_Given data_.
··········

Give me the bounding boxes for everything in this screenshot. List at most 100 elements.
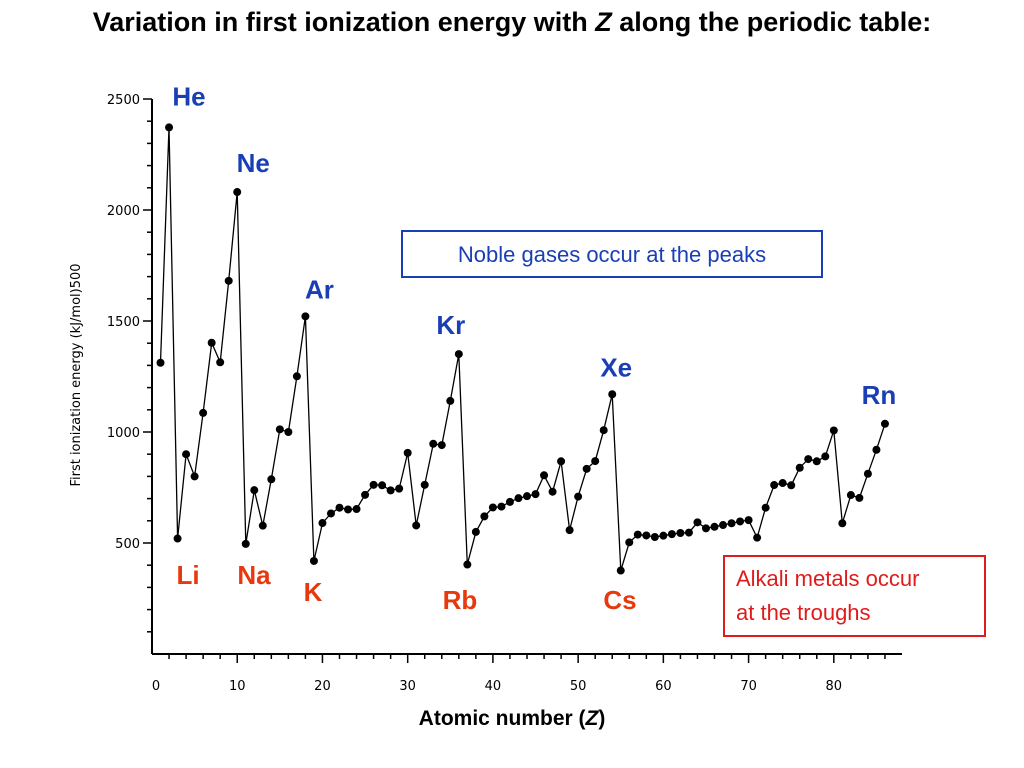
y-tick-label: 500 — [115, 537, 140, 552]
alkali-metal-label: Na — [237, 560, 271, 590]
data-point — [301, 312, 310, 321]
x-axis-title-z: Z — [585, 707, 599, 730]
chart-title: Variation in first ionization energy wit… — [60, 4, 964, 40]
data-point — [514, 494, 523, 503]
noble-gas-label: Kr — [436, 310, 465, 340]
data-point — [216, 358, 225, 367]
noble-gas-label: Ar — [305, 274, 334, 304]
alkali-note-line2: at the troughs — [736, 600, 871, 625]
ionization-energy-line — [159, 127, 886, 571]
data-point — [292, 372, 301, 381]
data-point — [727, 519, 736, 528]
data-point — [463, 560, 472, 569]
y-tick-label: 1000 — [107, 426, 140, 441]
alkali-metal-label: Rb — [443, 585, 478, 615]
data-point — [540, 471, 549, 480]
data-point — [778, 479, 787, 488]
data-point — [744, 516, 753, 525]
data-point — [855, 493, 864, 502]
data-point — [642, 531, 651, 540]
data-point — [599, 426, 608, 435]
data-point — [386, 486, 395, 495]
data-point — [335, 503, 344, 512]
noble-note-text: Noble gases occur at the peaks — [458, 242, 766, 267]
data-point — [352, 505, 361, 514]
data-point — [429, 439, 438, 448]
data-point — [659, 531, 668, 540]
data-point — [505, 497, 514, 506]
data-point — [693, 518, 702, 527]
data-point — [165, 123, 174, 132]
data-point — [582, 464, 591, 473]
data-point — [361, 490, 370, 499]
y-axis-title-suffix: 500 — [69, 263, 84, 288]
data-point — [650, 533, 659, 542]
x-axis-title: Atomic number (Z) — [300, 707, 724, 731]
data-point — [616, 566, 625, 575]
data-point — [437, 441, 446, 450]
data-point — [412, 521, 421, 530]
data-point — [787, 481, 796, 490]
x-tick-label: 20 — [314, 679, 331, 694]
data-point — [838, 519, 847, 528]
data-point — [156, 358, 165, 367]
data-point — [753, 533, 762, 542]
data-point — [190, 472, 199, 481]
x-tick-label: 80 — [826, 679, 843, 694]
data-point — [378, 481, 387, 490]
data-point — [267, 475, 276, 484]
data-point — [633, 530, 642, 539]
x-tick-label: 10 — [229, 679, 246, 694]
noble-gas-label: Rn — [862, 380, 897, 410]
data-point — [233, 188, 242, 197]
axes: 500 1000 1500 2000 2500 0 10 20 30 40 50 60 70 80 Firs… — [69, 93, 902, 694]
data-point — [250, 486, 259, 495]
data-point — [369, 480, 378, 489]
title-z: Z — [595, 7, 612, 37]
data-point — [471, 527, 480, 536]
data-point — [403, 448, 412, 457]
data-point — [173, 534, 182, 543]
data-point — [326, 509, 335, 518]
noble-gas-label: Ne — [237, 148, 270, 178]
data-point — [531, 490, 540, 499]
x-tick-label: 50 — [570, 679, 587, 694]
data-point — [224, 276, 233, 285]
x-axis-title-text-1: Atomic number ( — [418, 707, 586, 730]
data-point — [275, 425, 284, 434]
title-text-1: Variation in first ionization energy wit… — [92, 7, 596, 37]
noble-gas-label: He — [172, 81, 205, 111]
data-point — [344, 505, 353, 514]
data-point — [557, 457, 566, 466]
data-point — [821, 452, 830, 461]
y-axis-title: First ionization energy (kJ/mol)500 — [69, 263, 84, 486]
x-tick-label: 0 — [152, 679, 160, 694]
data-point — [309, 556, 318, 565]
data-point — [497, 502, 506, 511]
data-point — [548, 487, 557, 496]
data-point — [241, 539, 250, 548]
y-tick-label: 2000 — [107, 204, 140, 219]
data-point — [454, 350, 463, 359]
data-point — [199, 408, 208, 417]
data-point — [719, 521, 728, 530]
data-point — [480, 512, 489, 521]
data-point — [182, 450, 191, 459]
data-point — [863, 469, 872, 478]
data-point — [395, 484, 404, 493]
data-point — [446, 396, 455, 405]
alkali-metal-label: Li — [176, 560, 199, 590]
data-point — [565, 526, 574, 535]
annotation-boxes: Noble gases occur at the peaks Alkali met… — [401, 230, 986, 637]
data-point — [523, 492, 531, 501]
data-point — [872, 445, 881, 454]
data-point — [488, 503, 497, 512]
data-point — [846, 491, 855, 500]
data-point — [667, 530, 676, 539]
data-point — [701, 524, 710, 533]
x-axis-title-text-2: ) — [598, 707, 606, 730]
y-tick-label: 2500 — [107, 93, 140, 108]
data-points — [156, 123, 889, 575]
x-tick-label: 30 — [399, 679, 416, 694]
data-point — [574, 492, 583, 501]
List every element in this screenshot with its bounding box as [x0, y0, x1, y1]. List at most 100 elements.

··········

_Aim_.
Return, word for word, the stretch of the data from the line containing "y-tick-label: 500 — [115, 537, 140, 552]" through the line containing "data-point — [233, 188, 242, 197]", including both of those lines.

_Reply to the task_.
y-tick-label: 500 — [115, 537, 140, 552]
alkali-metal-label: Na — [237, 560, 271, 590]
data-point — [301, 312, 310, 321]
x-axis-title-z: Z — [585, 707, 599, 730]
chart-title: Variation in first ionization energy wit… — [60, 4, 964, 40]
data-point — [514, 494, 523, 503]
noble-gas-label: Kr — [436, 310, 465, 340]
data-point — [216, 358, 225, 367]
noble-gas-label: Ar — [305, 274, 334, 304]
alkali-note-line2: at the troughs — [736, 600, 871, 625]
ionization-energy-line — [159, 127, 886, 571]
data-point — [292, 372, 301, 381]
data-point — [727, 519, 736, 528]
data-point — [463, 560, 472, 569]
y-tick-label: 1000 — [107, 426, 140, 441]
alkali-metal-label: Rb — [443, 585, 478, 615]
data-point — [540, 471, 549, 480]
data-point — [778, 479, 787, 488]
data-point — [744, 516, 753, 525]
data-point — [855, 493, 864, 502]
data-point — [642, 531, 651, 540]
data-point — [599, 426, 608, 435]
data-point — [386, 486, 395, 495]
data-point — [335, 503, 344, 512]
noble-note-text: Noble gases occur at the peaks — [458, 242, 766, 267]
data-point — [352, 505, 361, 514]
data-point — [429, 439, 438, 448]
data-point — [659, 531, 668, 540]
data-point — [505, 497, 514, 506]
data-point — [693, 518, 702, 527]
data-point — [165, 123, 174, 132]
data-point — [582, 464, 591, 473]
data-point — [361, 490, 370, 499]
y-axis-title-suffix: 500 — [69, 263, 84, 288]
data-point — [650, 533, 659, 542]
x-axis-title: Atomic number (Z) — [300, 707, 724, 731]
data-point — [616, 566, 625, 575]
data-point — [437, 441, 446, 450]
data-point — [412, 521, 421, 530]
data-point — [787, 481, 796, 490]
x-tick-label: 20 — [314, 679, 331, 694]
data-point — [838, 519, 847, 528]
data-point — [156, 358, 165, 367]
data-point — [753, 533, 762, 542]
data-point — [190, 472, 199, 481]
x-tick-label: 80 — [826, 679, 843, 694]
data-point — [378, 481, 387, 490]
data-point — [267, 475, 276, 484]
data-point — [633, 530, 642, 539]
x-tick-label: 10 — [229, 679, 246, 694]
noble-gas-label: Rn — [862, 380, 897, 410]
data-point — [233, 188, 242, 197]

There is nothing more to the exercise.